The listing below should be copied in full, word for word.
==== Material to process ====
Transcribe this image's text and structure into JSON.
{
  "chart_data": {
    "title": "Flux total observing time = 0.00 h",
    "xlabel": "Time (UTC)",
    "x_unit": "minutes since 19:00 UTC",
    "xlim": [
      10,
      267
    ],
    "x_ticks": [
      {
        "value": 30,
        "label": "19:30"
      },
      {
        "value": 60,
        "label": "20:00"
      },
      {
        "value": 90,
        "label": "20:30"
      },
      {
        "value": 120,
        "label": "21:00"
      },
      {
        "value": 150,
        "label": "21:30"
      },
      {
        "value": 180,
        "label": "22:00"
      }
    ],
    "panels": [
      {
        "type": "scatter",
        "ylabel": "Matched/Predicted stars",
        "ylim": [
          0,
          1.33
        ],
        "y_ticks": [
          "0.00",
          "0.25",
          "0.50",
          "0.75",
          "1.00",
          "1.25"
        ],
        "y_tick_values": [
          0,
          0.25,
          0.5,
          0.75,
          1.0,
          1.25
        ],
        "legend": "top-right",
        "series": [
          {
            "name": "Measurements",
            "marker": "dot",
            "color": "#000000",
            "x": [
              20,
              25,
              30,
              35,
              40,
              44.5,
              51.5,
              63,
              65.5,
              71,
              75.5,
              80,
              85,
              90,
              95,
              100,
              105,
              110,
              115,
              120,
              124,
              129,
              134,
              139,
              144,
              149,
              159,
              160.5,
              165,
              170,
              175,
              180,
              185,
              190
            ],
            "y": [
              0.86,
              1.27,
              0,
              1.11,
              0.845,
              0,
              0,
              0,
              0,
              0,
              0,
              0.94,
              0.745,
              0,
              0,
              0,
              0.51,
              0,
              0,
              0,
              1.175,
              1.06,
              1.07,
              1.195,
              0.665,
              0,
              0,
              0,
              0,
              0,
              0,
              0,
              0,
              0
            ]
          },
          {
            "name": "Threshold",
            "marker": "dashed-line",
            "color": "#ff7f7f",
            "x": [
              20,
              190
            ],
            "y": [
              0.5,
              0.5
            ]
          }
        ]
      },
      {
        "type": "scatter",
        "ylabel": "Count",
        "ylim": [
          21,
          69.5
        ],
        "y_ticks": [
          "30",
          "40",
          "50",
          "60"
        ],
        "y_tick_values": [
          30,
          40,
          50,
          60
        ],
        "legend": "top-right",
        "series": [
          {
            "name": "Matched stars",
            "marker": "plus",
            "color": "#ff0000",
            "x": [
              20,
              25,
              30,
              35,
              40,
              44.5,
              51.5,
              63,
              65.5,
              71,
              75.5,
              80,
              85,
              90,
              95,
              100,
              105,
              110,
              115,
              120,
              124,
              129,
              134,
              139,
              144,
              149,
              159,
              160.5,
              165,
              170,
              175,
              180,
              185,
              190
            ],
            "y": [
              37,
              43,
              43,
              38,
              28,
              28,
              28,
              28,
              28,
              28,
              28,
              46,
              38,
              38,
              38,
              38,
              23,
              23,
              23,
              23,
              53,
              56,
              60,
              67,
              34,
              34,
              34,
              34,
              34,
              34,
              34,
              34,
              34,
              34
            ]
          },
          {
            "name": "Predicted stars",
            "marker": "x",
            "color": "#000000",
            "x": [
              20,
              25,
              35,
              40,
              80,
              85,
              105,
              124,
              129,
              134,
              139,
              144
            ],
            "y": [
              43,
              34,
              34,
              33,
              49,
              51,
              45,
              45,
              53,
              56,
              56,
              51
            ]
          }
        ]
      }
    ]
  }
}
====
§ Task response:
Transcribe this image's text and structure into JSON.
{
  "chart_data": {
    "title": "Flux total observing time = 0.00 h",
    "xlabel": "Time (UTC)",
    "x_unit": "minutes since 19:00 UTC",
    "xlim": [
      10,
      267
    ],
    "x_ticks": [
      {
        "value": 30,
        "label": "19:30"
      },
      {
        "value": 60,
        "label": "20:00"
      },
      {
        "value": 90,
        "label": "20:30"
      },
      {
        "value": 120,
        "label": "21:00"
      },
      {
        "value": 150,
        "label": "21:30"
      },
      {
        "value": 180,
        "label": "22:00"
      }
    ],
    "panels": [
      {
        "type": "scatter",
        "ylabel": "Matched/Predicted stars",
        "ylim": [
          0,
          1.33
        ],
        "y_ticks": [
          "0.00",
          "0.25",
          "0.50",
          "0.75",
          "1.00",
          "1.25"
        ],
        "y_tick_values": [
          0,
          0.25,
          0.5,
          0.75,
          1.0,
          1.25
        ],
        "legend": "top-right",
        "series": [
          {
            "name": "Measurements",
            "marker": "dot",
            "color": "#000000",
            "x": [
              20,
              25,
              30,
              35,
              40,
              44.5,
              51.5,
              63,
              65.5,
              71,
              75.5,
              80,
              85,
              90,
              95,
              100,
              105,
              110,
              115,
              120,
              124,
              129,
              134,
              139,
              144,
              149,
              159,
              160.5,
              165,
              170,
              175,
              180,
              185,
              190
            ],
            "y": [
              0.86,
              1.27,
              0,
              1.11,
              0.845,
              0,
              0,
              0,
              0,
              0,
              0,
              0.94,
              0.745,
              0,
              0,
              0,
              0.51,
              0,
              0,
              0,
              1.175,
              1.06,
              1.07,
              1.195,
              0.665,
              0,
              0,
              0,
              0,
              0,
              0,
              0,
              0,
              0
            ]
          },
          {
            "name": "Threshold",
            "marker": "dashed-line",
            "color": "#ff7f7f",
            "x": [
              20,
              190
            ],
            "y": [
              0.5,
              0.5
            ]
          }
        ]
      },
      {
        "type": "scatter",
        "ylabel": "Count",
        "ylim": [
          21,
          69.5
        ],
        "y_ticks": [
          "30",
          "40",
          "50",
          "60"
        ],
        "y_tick_values": [
          30,
          40,
          50,
          60
        ],
        "legend": "top-right",
        "series": [
          {
            "name": "Matched stars",
            "marker": "plus",
            "color": "#ff0000",
            "x": [
              20,
              25,
              30,
              35,
              40,
              44.5,
              51.5,
              63,
              65.5,
              71,
              75.5,
              80,
              85,
              90,
              95,
              100,
              105,
              110,
              115,
              120,
              124,
              129,
              134,
              139,
              144,
              149,
              159,
              160.5,
              165,
              170,
              175,
              180,
              185,
              190
            ],
            "y": [
              37,
              43,
              43,
              38,
              28,
              28,
              28,
              28,
              28,
              28,
              28,
              46,
              38,
              38,
              38,
              38,
              23,
              23,
              23,
              23,
              53,
              56,
              60,
              67,
              34,
              34,
              34,
              34,
              34,
              34,
              34,
              34,
              34,
              34
            ]
          },
          {
            "name": "Predicted stars",
            "marker": "x",
            "color": "#000000",
            "x": [
              20,
              25,
              35,
              40,
              80,
              85,
              105,
              124,
              129,
              134,
              139,
              144
            ],
            "y": [
              43,
              34,
              34,
              33,
              49,
              51,
              45,
              45,
              53,
              56,
              56,
              51
            ]
          }
        ]
      }
    ]
  }
}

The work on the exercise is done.